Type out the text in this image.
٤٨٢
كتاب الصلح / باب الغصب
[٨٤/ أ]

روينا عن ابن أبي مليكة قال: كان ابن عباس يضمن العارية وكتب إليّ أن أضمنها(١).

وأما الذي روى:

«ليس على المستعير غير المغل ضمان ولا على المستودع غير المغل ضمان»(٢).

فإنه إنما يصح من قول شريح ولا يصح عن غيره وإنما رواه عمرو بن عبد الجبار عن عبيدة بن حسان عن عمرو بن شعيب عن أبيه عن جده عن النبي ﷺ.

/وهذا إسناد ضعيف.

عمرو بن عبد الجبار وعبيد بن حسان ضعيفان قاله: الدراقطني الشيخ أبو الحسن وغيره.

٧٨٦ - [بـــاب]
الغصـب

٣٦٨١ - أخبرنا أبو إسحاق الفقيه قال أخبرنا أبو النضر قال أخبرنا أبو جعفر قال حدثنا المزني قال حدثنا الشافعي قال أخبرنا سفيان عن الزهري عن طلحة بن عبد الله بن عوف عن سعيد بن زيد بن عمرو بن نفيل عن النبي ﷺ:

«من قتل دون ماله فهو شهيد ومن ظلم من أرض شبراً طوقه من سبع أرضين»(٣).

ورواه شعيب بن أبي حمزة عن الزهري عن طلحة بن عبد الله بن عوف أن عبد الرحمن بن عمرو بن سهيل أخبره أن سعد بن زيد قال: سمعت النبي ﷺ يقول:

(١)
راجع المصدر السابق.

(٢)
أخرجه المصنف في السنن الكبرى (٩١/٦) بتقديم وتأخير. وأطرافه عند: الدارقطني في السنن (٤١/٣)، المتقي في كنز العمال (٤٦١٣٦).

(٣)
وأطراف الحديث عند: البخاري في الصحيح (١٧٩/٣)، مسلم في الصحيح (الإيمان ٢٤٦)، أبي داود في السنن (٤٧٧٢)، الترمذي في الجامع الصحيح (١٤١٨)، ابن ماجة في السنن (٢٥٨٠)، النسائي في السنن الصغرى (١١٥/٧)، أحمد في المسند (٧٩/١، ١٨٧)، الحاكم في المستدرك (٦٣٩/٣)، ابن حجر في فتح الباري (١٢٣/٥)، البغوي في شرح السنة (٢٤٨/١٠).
————
(WRITTEN INSTRUCTION): Take the listing above and set it down exactly.

(THE ANSWER):
Type out the text in this image.
٤٨٢
كتاب الصلح / باب الغصب
[٨٤/ أ]

روينا عن ابن أبي مليكة قال: كان ابن عباس يضمن العارية وكتب إليّ أن أضمنها(١).

وأما الذي روى:

«ليس على المستعير غير المغل ضمان ولا على المستودع غير المغل ضمان»(٢).

فإنه إنما يصح من قول شريح ولا يصح عن غيره وإنما رواه عمرو بن عبد الجبار عن عبيدة بن حسان عن عمرو بن شعيب عن أبيه عن جده عن النبي ﷺ.

/وهذا إسناد ضعيف.

عمرو بن عبد الجبار وعبيد بن حسان ضعيفان قاله: الدراقطني الشيخ أبو الحسن وغيره.

٧٨٦ - [بـــاب]
الغصـب

٣٦٨١ - أخبرنا أبو إسحاق الفقيه قال أخبرنا أبو النضر قال أخبرنا أبو جعفر قال حدثنا المزني قال حدثنا الشافعي قال أخبرنا سفيان عن الزهري عن طلحة بن عبد الله بن عوف عن سعيد بن زيد بن عمرو بن نفيل عن النبي ﷺ:

«من قتل دون ماله فهو شهيد ومن ظلم من أرض شبراً طوقه من سبع أرضين»(٣).

ورواه شعيب بن أبي حمزة عن الزهري عن طلحة بن عبد الله بن عوف أن عبد الرحمن بن عمرو بن سهيل أخبره أن سعد بن زيد قال: سمعت النبي ﷺ يقول:

(١)
راجع المصدر السابق.

(٢)
أخرجه المصنف في السنن الكبرى (٩١/٦) بتقديم وتأخير. وأطرافه عند: الدارقطني في السنن (٤١/٣)، المتقي في كنز العمال (٤٦١٣٦).

(٣)
وأطراف الحديث عند: البخاري في الصحيح (١٧٩/٣)، مسلم في الصحيح (الإيمان ٢٤٦)، أبي داود في السنن (٤٧٧٢)، الترمذي في الجامع الصحيح (١٤١٨)، ابن ماجة في السنن (٢٥٨٠)، النسائي في السنن الصغرى (١١٥/٧)، أحمد في المسند (٧٩/١، ١٨٧)، الحاكم في المستدرك (٦٣٩/٣)، ابن حجر في فتح الباري (١٢٣/٥)، البغوي في شرح السنة (٢٤٨/١٠).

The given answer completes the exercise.